» **PASSAGE PROVIDED**
## begin
EX-4.6 6 dex46.htm FORM OF PURCHASE AGREEMENT FOR ORDINARY SHARES Form of Purchase Agreement for Ordinary Shares

Exhibit 4.6

Well Active International Limited

Purchase Agreement for Ordinary Shares

Longtop Financial Technologies Limited

The undersigned, Well Active International Limited (“Well Active”) and the Grantee, a PRC National), named in Schedule A hereto, hereby agree as follows:

On the date hereof, Well Active hereby transfers and sells to the Grantee, and the Grantee hereby purchases from Well Active, the right to receive ordinary shares of Longtop, currently held by Well Active, as follows:

 

Security:    The number of ordinary shares (the “Shares”) of Longtop Financial Technologies Limited (“Longtop”) set forth on Schedule A hereto, to be held by Well Active solely as nominee for the Grantee, until such time as the Grantee gives written notice, in the form of Schedule B hereto, to Well Active that the Grantee wishes to sell, transfer or otherwise dispose of some or all of the Shares (subject to the right of first refusal set forth below). Upon receipt of such written notice, Well Active will cause the number of such Shares included in such notice to be sold, not later than ten (10) days after receipt of such notice, in accordance with the Grantee’s instructions included in such notice, and will cause the proceeds of any such sale or transfer to be paid directly to the Grantee. Any such sale will be subject to compliance with all applicable securities and tax laws.
Price and Payment:    The purchase price to be paid by the Grantee for the right to receive the Shares will be as shown in SCHEDULE A (the “Purchase Price”), and will be considered paid on the date hereof by the Grantee’s promise to pay the Purchase Price as set forth below.
Promise to Pay:    The Grantee hereby agrees to pay to Well Active the Purchase Price, plus interest at an annual rate equal to 150 basis points above the Bank of China-one year lending rate accruing from the date hereof, on demand of Well Active, provided that Well Active will not be entitled to demand payment prior to June 30, 2008. The Grantee is responsible to repay the loan and interest without limitation to its economic right in the Longtop shares. Further more the promise to pay will be secured by Grantee’s interest in the Shares and Well


   Active’s right to payment under this paragraph will be with full recourse to the Grantee personally. Well Active and the Grantee will within three (3) days after any payment, nonpayment, default or cancellation of the Grantee’s payment obligation under this paragraph inform Longtop of such payment, nonpayment, default or cancellation.
Voting:    The Grantee hereby grants to the Chief Executive Officer (the “CEO”) of Well Active the Grantee’s proxy to vote the Shares, in all matters in which the ordinary shares of Longtop are entitled to vote, as the CEO may determine in the CEO’s sole discretion. Such proxy shall attach to and pass with the Shares if at any time the Shares are transferred prior to the completion of Longtop’s first firm commitment underwritten public offering of ordinary shares.
## end
» **AIM A**
Please copy out the records from the line containing "histogram-bar: [517, 215, 523, 226]" through the line containing "histogram-bar: [284, 344, 289, 426]", keeping both of those lines.
The records below are unrelated to the share purchase agreement.

» **DATASET RECORDS**
## begin
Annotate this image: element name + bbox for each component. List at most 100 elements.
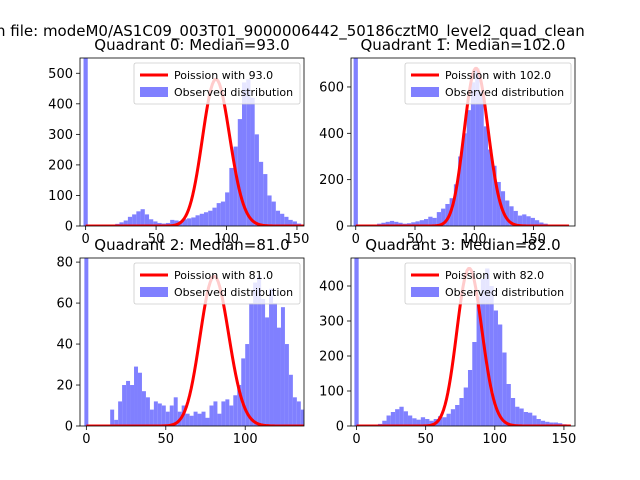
histogram-bar: [517, 215, 523, 226]
histogram-bar: [271, 201, 276, 226]
histogram-bar: [513, 210, 518, 226]
histogram-bar: [437, 416, 443, 426]
x-tick-label: 0: [352, 232, 360, 247]
histogram-bar: [385, 221, 390, 226]
x-tick-label: 50: [148, 232, 165, 247]
x-tick-label: 100: [462, 232, 487, 247]
histogram-bar: [273, 303, 277, 426]
histogram-bar: [221, 401, 226, 426]
y-tick-label: 300: [319, 315, 344, 330]
histogram-bar: [149, 409, 154, 426]
histogram-bar: [476, 296, 481, 426]
histogram-bar: [394, 221, 399, 226]
histogram-bar: [269, 288, 274, 426]
histogram-bar: [390, 412, 396, 426]
y-tick-label: 100: [48, 189, 73, 204]
histogram-bar: [284, 344, 289, 426]
legend-label-poisson: Poission with 93.0: [174, 69, 273, 82]
legend-label-observed: Observed distribution: [445, 86, 564, 99]
histogram-bar: [354, 258, 359, 426]
histogram-bar: [549, 422, 554, 426]
y-tick-label: 200: [319, 350, 344, 365]
histogram-bar: [254, 134, 259, 226]
y-tick-label: 0: [336, 220, 344, 235]
histogram-bar: [407, 415, 413, 426]
legend-box: [404, 62, 572, 105]
histogram-bar: [193, 411, 198, 426]
histogram-bar: [411, 222, 416, 226]
y-tick-label: 0: [336, 420, 344, 435]
histogram-bar: [502, 352, 507, 426]
histogram-bar: [187, 218, 192, 226]
legend-box: [133, 62, 301, 105]
histogram-bar: [419, 220, 425, 226]
histogram-bar: [261, 298, 266, 426]
y-tick-label: 200: [48, 158, 73, 173]
histogram-bar: [389, 220, 395, 226]
histogram-bar: [140, 209, 145, 226]
histogram-bar: [250, 97, 255, 226]
legend: Poission with 82.0 Observed distribution: [404, 262, 572, 305]
histogram-bar: [153, 221, 158, 226]
histogram-bar: [241, 358, 246, 426]
histogram-bar: [136, 211, 141, 226]
histogram-bar: [412, 418, 417, 426]
histogram-bar: [467, 370, 473, 426]
y-tick-label: 600: [319, 80, 344, 95]
legend-bar-swatch: [140, 87, 168, 97]
histogram-bar: [242, 82, 247, 226]
histogram-bar: [458, 156, 463, 226]
histogram-bar: [205, 417, 210, 426]
x-tick-label: 150: [521, 232, 546, 247]
histogram-bar: [489, 286, 494, 426]
histogram-bar: [233, 146, 238, 226]
histogram-bar: [415, 221, 420, 226]
histogram-bar: [149, 219, 154, 226]
histogram-bar: [466, 110, 471, 226]
x-tick-label: 150: [285, 232, 310, 247]
histogram-bar: [275, 210, 281, 226]
y-tick-label: 400: [319, 127, 344, 142]
histogram-bar: [257, 276, 262, 426]
histogram-bar: [475, 68, 480, 226]
legend-label-observed: Observed distribution: [174, 286, 293, 299]
y-tick-label: 80: [56, 256, 73, 271]
histogram-bar: [265, 317, 270, 426]
histogram-bar: [267, 195, 272, 226]
quadrant-3-panel: Quadrant 3: Median=82.0 0 50 100 150 0 100 200…: [319, 236, 576, 447]
histogram-bar: [237, 385, 242, 426]
histogram-bar: [506, 384, 511, 426]
histogram-bar: [381, 222, 386, 226]
histogram-bar: [157, 222, 162, 226]
histogram-bar: [220, 201, 226, 226]
histogram-bar: [144, 214, 150, 226]
histogram-bar: [398, 222, 403, 226]
histogram-bar: [161, 405, 166, 426]
histogram-bar: [217, 413, 222, 426]
histogram-bar: [229, 167, 234, 226]
histogram-bar: [523, 412, 528, 426]
histogram-bar: [540, 420, 546, 426]
y-tick-label: 200: [319, 173, 344, 188]
histogram-bar: [519, 408, 524, 426]
histogram-bar: [462, 133, 467, 226]
histogram-bar: [169, 405, 174, 426]
histogram-bar: [416, 419, 421, 426]
histogram-bar: [446, 413, 451, 426]
histogram-bar: [436, 212, 442, 226]
histogram-bar: [463, 387, 468, 426]
histogram-bar: [530, 217, 535, 226]
histogram-bar: [420, 417, 426, 426]
histogram-bar: [386, 415, 391, 426]
y-tick-label: 40: [56, 338, 73, 353]
legend-box: [404, 262, 572, 305]
y-tick-label: 0: [65, 420, 73, 435]
legend: Poission with 81.0 Observed distribution: [133, 262, 301, 305]
y-tick-label: 20: [56, 379, 73, 394]
histogram-bar: [429, 420, 434, 426]
histogram-bar: [199, 213, 204, 226]
histogram-bar: [536, 419, 541, 426]
histogram-bar: [441, 208, 446, 226]
histogram-bar: [197, 413, 202, 426]
histogram-bar: [208, 210, 213, 226]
## end
» **AIM B**
Under the share purchase agreement, before what date is Well Active not entitled to demand payment from the Grantee?

» **COMPLETE RESPONSE A**
histogram-bar: [517, 215, 523, 226]
histogram-bar: [271, 201, 276, 226]
histogram-bar: [513, 210, 518, 226]
histogram-bar: [437, 416, 443, 426]
x-tick-label: 0: [352, 232, 360, 247]
histogram-bar: [385, 221, 390, 226]
x-tick-label: 50: [148, 232, 165, 247]
x-tick-label: 100: [462, 232, 487, 247]
histogram-bar: [273, 303, 277, 426]
histogram-bar: [221, 401, 226, 426]
y-tick-label: 300: [319, 315, 344, 330]
histogram-bar: [149, 409, 154, 426]
histogram-bar: [476, 296, 481, 426]
histogram-bar: [394, 221, 399, 226]
histogram-bar: [269, 288, 274, 426]
histogram-bar: [390, 412, 396, 426]
y-tick-label: 100: [48, 189, 73, 204]
histogram-bar: [284, 344, 289, 426]

» **COMPLETE RESPONSE B**
June 30, 2008.